==== Records shown
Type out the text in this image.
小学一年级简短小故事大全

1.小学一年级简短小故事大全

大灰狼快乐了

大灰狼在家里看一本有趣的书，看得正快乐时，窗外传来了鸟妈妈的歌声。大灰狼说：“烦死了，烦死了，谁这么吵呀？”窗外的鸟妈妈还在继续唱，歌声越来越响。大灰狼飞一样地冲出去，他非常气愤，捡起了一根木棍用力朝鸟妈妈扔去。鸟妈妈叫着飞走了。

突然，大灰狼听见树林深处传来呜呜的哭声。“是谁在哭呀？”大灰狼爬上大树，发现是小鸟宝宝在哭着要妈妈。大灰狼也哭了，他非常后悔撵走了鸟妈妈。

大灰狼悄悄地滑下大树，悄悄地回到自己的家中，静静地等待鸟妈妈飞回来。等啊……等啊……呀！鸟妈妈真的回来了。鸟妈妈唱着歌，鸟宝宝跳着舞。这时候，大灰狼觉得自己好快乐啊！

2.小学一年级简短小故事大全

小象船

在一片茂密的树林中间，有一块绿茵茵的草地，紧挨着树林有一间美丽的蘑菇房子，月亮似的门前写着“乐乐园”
========
For each line of the entries that includes "小学一年级简短小故事大全", show that line.

小学一年级简短小故事大全
1.小学一年级简短小故事大全
2.小学一年级简短小故事大全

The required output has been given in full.